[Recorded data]
— BEGIN —
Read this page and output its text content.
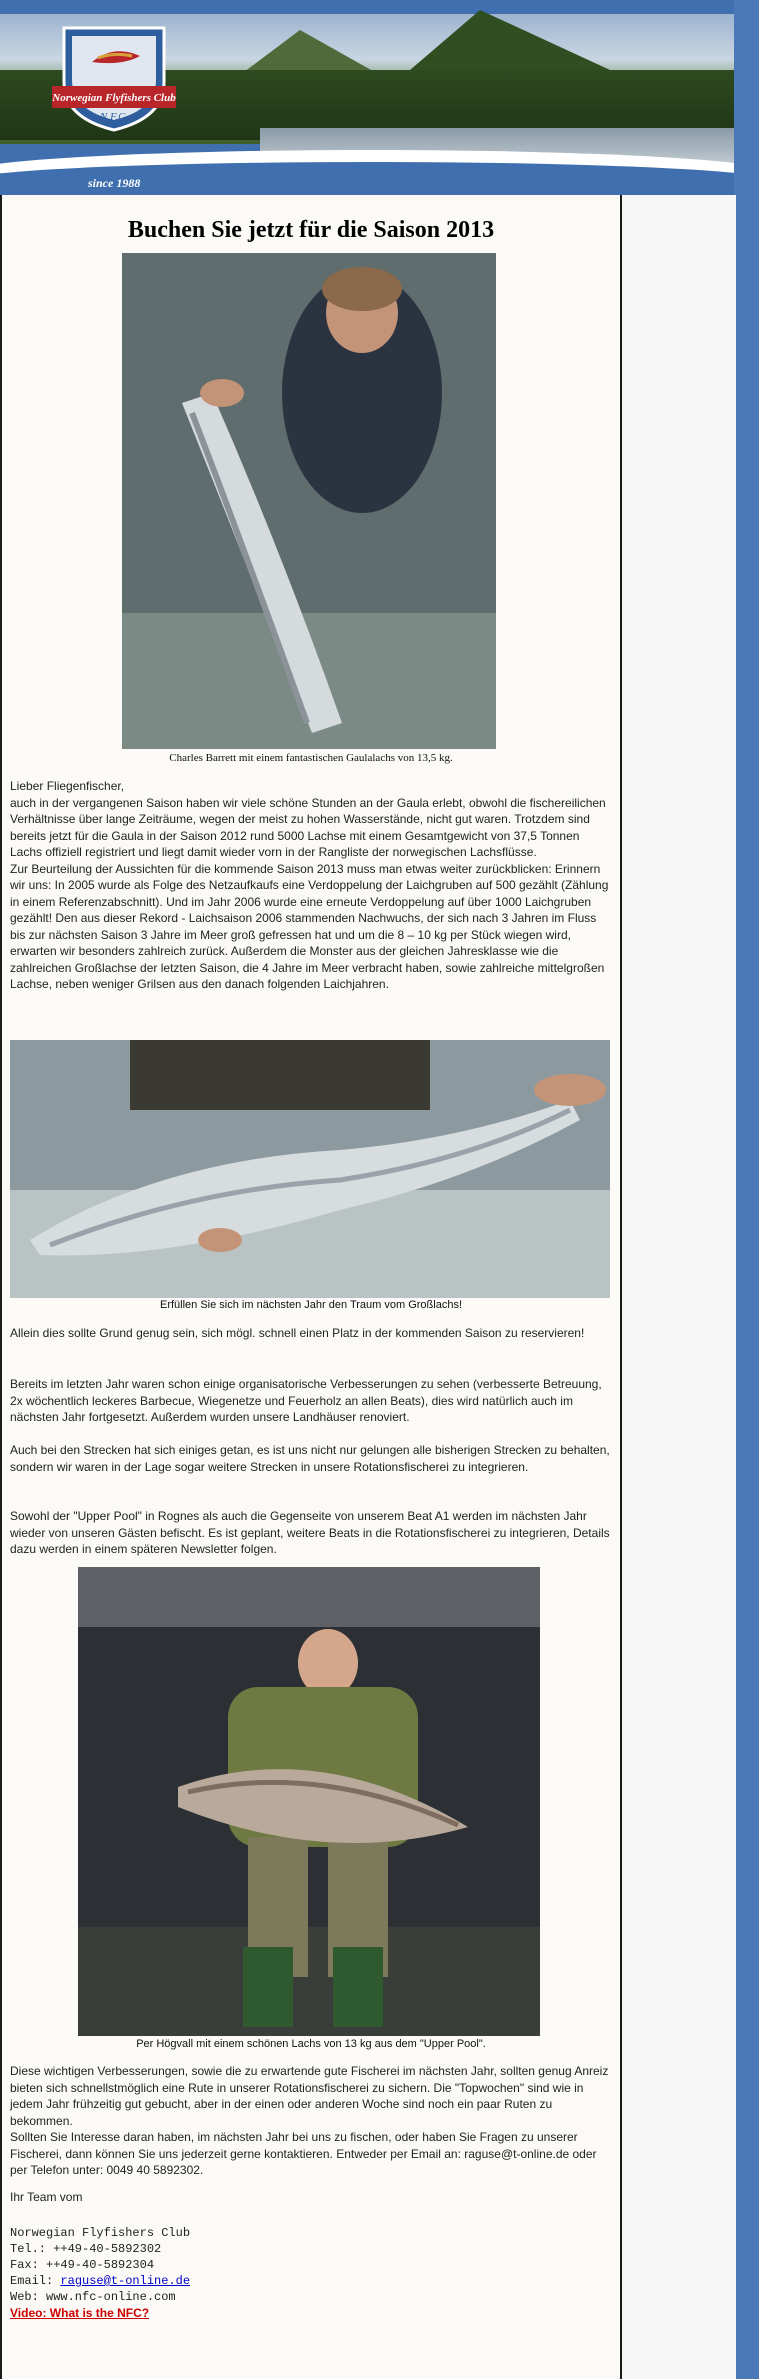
Norwegian Flyfishers Club
N.F.C.
since 1988
Buchen Sie jetzt für die Saison 2013
Charles Barrett mit einem fantastischen Gaulalachs von 13,5 kg.

Lieber Fliegenfischer,
auch in der vergangenen Saison haben wir viele schöne Stunden an der Gaula erlebt, obwohl die fischereilichen Verhältnisse über lange Zeiträume, wegen der meist zu hohen Wasserstände, nicht gut waren. Trotzdem sind bereits jetzt für die Gaula in der Saison 2012 rund 5000 Lachse mit einem Gesamtgewicht von 37,5 Tonnen Lachs offiziell registriert und liegt damit wieder vorn in der Rangliste der norwegischen Lachsflüsse.
Zur Beurteilung der Aussichten für die kommende Saison 2013 muss man etwas weiter zurückblicken: Erinnern wir uns: In 2005 wurde als Folge des Netzaufkaufs eine Verdoppelung der Laichgruben auf 500 gezählt (Zählung in einem Referenzabschnitt). Und im Jahr 2006 wurde eine erneute Verdoppelung auf über 1000 Laichgruben gezählt! Den aus dieser Rekord - Laichsaison 2006 stammenden Nachwuchs, der sich nach 3 Jahren im Fluss bis zur nächsten Saison 3 Jahre im Meer groß gefressen hat und um die 8 – 10 kg per Stück wiegen wird, erwarten wir besonders zahlreich zurück. Außerdem die Monster aus der gleichen Jahresklasse wie die zahlreichen Großlachse der letzten Saison, die 4 Jahre im Meer verbracht haben, sowie zahlreiche mittelgroßen Lachse, neben weniger Grilsen aus den danach folgenden Laichjahren.

Erfüllen Sie sich im nächsten Jahr den Traum vom Großlachs!

Allein dies sollte Grund genug sein, sich mögl. schnell einen Platz in der kommenden Saison zu reservieren!

Bereits im letzten Jahr waren schon einige organisatorische Verbesserungen zu sehen (verbesserte Betreuung, 2x wöchentlich leckeres Barbecue, Wiegenetze und Feuerholz an allen Beats), dies wird natürlich auch im nächsten Jahr fortgesetzt. Außerdem wurden unsere Landhäuser renoviert.

Auch bei den Strecken hat sich einiges getan, es ist uns nicht nur gelungen alle bisherigen Strecken zu behalten, sondern wir waren in der Lage sogar weitere Strecken in unsere Rotationsfischerei zu integrieren.

Sowohl der "Upper Pool" in Rognes als auch die Gegenseite von unserem Beat A1 werden im nächsten Jahr wieder von unseren Gästen befischt. Es ist geplant, weitere Beats in die Rotationsfischerei zu integrieren, Details dazu werden in einem späteren Newsletter folgen.

Per Högvall mit einem schönen Lachs von 13 kg aus dem "Upper Pool".

Diese wichtigen Verbesserungen, sowie die zu erwartende gute Fischerei im nächsten Jahr, sollten genug Anreiz bieten sich schnellstmöglich eine Rute in unserer Rotationsfischerei zu sichern. Die "Topwochen" sind wie in jedem Jahr frühzeitig gut gebucht, aber in der einen oder anderen Woche sind noch ein paar Ruten zu bekommen.

Sollten Sie Interesse daran haben, im nächsten Jahr bei uns zu fischen, oder haben Sie Fragen zu unserer Fischerei, dann können Sie uns jederzeit gerne kontaktieren. Entweder per Email an: raguse@t-online.de oder per Telefon unter: 0049 40 5892302.

Ihr Team vom

Norwegian Flyfishers Club
Tel.: ++49-40-5892302
Fax: ++49-40-5892304
Email: raguse@t-online.de
Web: www.nfc-online.com
Video: What is the NFC?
— END —
■ Required work:
Extract every line of the data exactly; pictures stay out.

■ Exercise answer:
Read this page and output its text content.
Norwegian Flyfishers Club
N.F.C.
since 1988
Buchen Sie jetzt für die Saison 2013
Charles Barrett mit einem fantastischen Gaulalachs von 13,5 kg.

Lieber Fliegenfischer,
auch in der vergangenen Saison haben wir viele schöne Stunden an der Gaula erlebt, obwohl die fischereilichen Verhältnisse über lange Zeiträume, wegen der meist zu hohen Wasserstände, nicht gut waren. Trotzdem sind bereits jetzt für die Gaula in der Saison 2012 rund 5000 Lachse mit einem Gesamtgewicht von 37,5 Tonnen Lachs offiziell registriert und liegt damit wieder vorn in der Rangliste der norwegischen Lachsflüsse.
Zur Beurteilung der Aussichten für die kommende Saison 2013 muss man etwas weiter zurückblicken: Erinnern wir uns: In 2005 wurde als Folge des Netzaufkaufs eine Verdoppelung der Laichgruben auf 500 gezählt (Zählung in einem Referenzabschnitt). Und im Jahr 2006 wurde eine erneute Verdoppelung auf über 1000 Laichgruben gezählt! Den aus dieser Rekord - Laichsaison 2006 stammenden Nachwuchs, der sich nach 3 Jahren im Fluss bis zur nächsten Saison 3 Jahre im Meer groß gefressen hat und um die 8 – 10 kg per Stück wiegen wird, erwarten wir besonders zahlreich zurück. Außerdem die Monster aus der gleichen Jahresklasse wie die zahlreichen Großlachse der letzten Saison, die 4 Jahre im Meer verbracht haben, sowie zahlreiche mittelgroßen Lachse, neben weniger Grilsen aus den danach folgenden Laichjahren.

Erfüllen Sie sich im nächsten Jahr den Traum vom Großlachs!

Allein dies sollte Grund genug sein, sich mögl. schnell einen Platz in der kommenden Saison zu reservieren!

Bereits im letzten Jahr waren schon einige organisatorische Verbesserungen zu sehen (verbesserte Betreuung, 2x wöchentlich leckeres Barbecue, Wiegenetze und Feuerholz an allen Beats), dies wird natürlich auch im nächsten Jahr fortgesetzt. Außerdem wurden unsere Landhäuser renoviert.

Auch bei den Strecken hat sich einiges getan, es ist uns nicht nur gelungen alle bisherigen Strecken zu behalten, sondern wir waren in der Lage sogar weitere Strecken in unsere Rotationsfischerei zu integrieren.

Sowohl der "Upper Pool" in Rognes als auch die Gegenseite von unserem Beat A1 werden im nächsten Jahr wieder von unseren Gästen befischt. Es ist geplant, weitere Beats in die Rotationsfischerei zu integrieren, Details dazu werden in einem späteren Newsletter folgen.

Per Högvall mit einem schönen Lachs von 13 kg aus dem "Upper Pool".

Diese wichtigen Verbesserungen, sowie die zu erwartende gute Fischerei im nächsten Jahr, sollten genug Anreiz bieten sich schnellstmöglich eine Rute in unserer Rotationsfischerei zu sichern. Die "Topwochen" sind wie in jedem Jahr frühzeitig gut gebucht, aber in der einen oder anderen Woche sind noch ein paar Ruten zu bekommen.

Sollten Sie Interesse daran haben, im nächsten Jahr bei uns zu fischen, oder haben Sie Fragen zu unserer Fischerei, dann können Sie uns jederzeit gerne kontaktieren. Entweder per Email an: raguse@t-online.de oder per Telefon unter: 0049 40 5892302.

Ihr Team vom

Norwegian Flyfishers Club
Tel.: ++49-40-5892302
Fax: ++49-40-5892304
Email: raguse@t-online.de
Web: www.nfc-online.com
Video: What is the NFC?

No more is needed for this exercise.